#### Your goal:
Write the records below out in full, character for character, with no pictures.

Entries from a visual dataset:
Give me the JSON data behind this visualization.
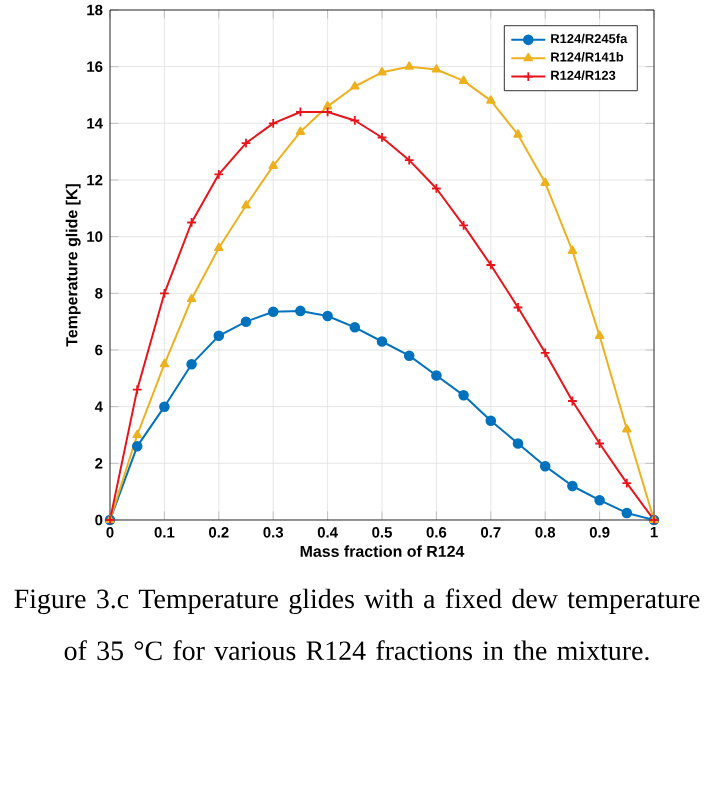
{
  "chart_data": {
    "type": "line",
    "xlabel": "Mass fraction of R124",
    "ylabel": "Temperature glide [K]",
    "x": [
      0,
      0.05,
      0.1,
      0.15,
      0.2,
      0.25,
      0.3,
      0.35,
      0.4,
      0.45,
      0.5,
      0.55,
      0.6,
      0.65,
      0.7,
      0.75,
      0.8,
      0.85,
      0.9,
      0.95,
      1
    ],
    "series": [
      {
        "name": "R124/R245fa",
        "color": "#0072bd",
        "marker": "circle",
        "values": [
          0,
          2.6,
          4.0,
          5.5,
          6.5,
          7.0,
          7.35,
          7.38,
          7.2,
          6.8,
          6.3,
          5.8,
          5.1,
          4.4,
          3.5,
          2.7,
          1.9,
          1.2,
          0.7,
          0.25,
          0
        ]
      },
      {
        "name": "R124/R141b",
        "color": "#edb120",
        "marker": "triangle",
        "values": [
          0,
          3.0,
          5.5,
          7.8,
          9.6,
          11.1,
          12.5,
          13.7,
          14.6,
          15.3,
          15.8,
          16.0,
          15.9,
          15.5,
          14.8,
          13.6,
          11.9,
          9.5,
          6.5,
          3.2,
          0
        ]
      },
      {
        "name": "R124/R123",
        "color": "#e8141c",
        "marker": "cross",
        "values": [
          0,
          4.6,
          8.0,
          10.5,
          12.2,
          13.3,
          14.0,
          14.4,
          14.4,
          14.1,
          13.5,
          12.7,
          11.7,
          10.4,
          9.0,
          7.5,
          5.9,
          4.2,
          2.7,
          1.3,
          0
        ]
      }
    ],
    "xlim": [
      0,
      1
    ],
    "ylim": [
      0,
      18
    ],
    "xticks": [
      0,
      0.1,
      0.2,
      0.3,
      0.4,
      0.5,
      0.6,
      0.7,
      0.8,
      0.9,
      1
    ],
    "yticks": [
      0,
      2,
      4,
      6,
      8,
      10,
      12,
      14,
      16,
      18
    ],
    "grid": true,
    "legend": "top right",
    "line_style": "solid",
    "annotations": [
      "Figure 3.c Temperature glides with a fixed dew temperature of 35 °C for various R124 fractions in the mixture."
    ]
  }
}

#### The response:
Give me the JSON data behind this visualization.
{
  "chart_data": {
    "type": "line",
    "xlabel": "Mass fraction of R124",
    "ylabel": "Temperature glide [K]",
    "x": [
      0,
      0.05,
      0.1,
      0.15,
      0.2,
      0.25,
      0.3,
      0.35,
      0.4,
      0.45,
      0.5,
      0.55,
      0.6,
      0.65,
      0.7,
      0.75,
      0.8,
      0.85,
      0.9,
      0.95,
      1
    ],
    "series": [
      {
        "name": "R124/R245fa",
        "color": "#0072bd",
        "marker": "circle",
        "values": [
          0,
          2.6,
          4.0,
          5.5,
          6.5,
          7.0,
          7.35,
          7.38,
          7.2,
          6.8,
          6.3,
          5.8,
          5.1,
          4.4,
          3.5,
          2.7,
          1.9,
          1.2,
          0.7,
          0.25,
          0
        ]
      },
      {
        "name": "R124/R141b",
        "color": "#edb120",
        "marker": "triangle",
        "values": [
          0,
          3.0,
          5.5,
          7.8,
          9.6,
          11.1,
          12.5,
          13.7,
          14.6,
          15.3,
          15.8,
          16.0,
          15.9,
          15.5,
          14.8,
          13.6,
          11.9,
          9.5,
          6.5,
          3.2,
          0
        ]
      },
      {
        "name": "R124/R123",
        "color": "#e8141c",
        "marker": "cross",
        "values": [
          0,
          4.6,
          8.0,
          10.5,
          12.2,
          13.3,
          14.0,
          14.4,
          14.4,
          14.1,
          13.5,
          12.7,
          11.7,
          10.4,
          9.0,
          7.5,
          5.9,
          4.2,
          2.7,
          1.3,
          0
        ]
      }
    ],
    "xlim": [
      0,
      1
    ],
    "ylim": [
      0,
      18
    ],
    "xticks": [
      0,
      0.1,
      0.2,
      0.3,
      0.4,
      0.5,
      0.6,
      0.7,
      0.8,
      0.9,
      1
    ],
    "yticks": [
      0,
      2,
      4,
      6,
      8,
      10,
      12,
      14,
      16,
      18
    ],
    "grid": true,
    "legend": "top right",
    "line_style": "solid",
    "annotations": [
      "Figure 3.c Temperature glides with a fixed dew temperature of 35 °C for various R124 fractions in the mixture."
    ]
  }
}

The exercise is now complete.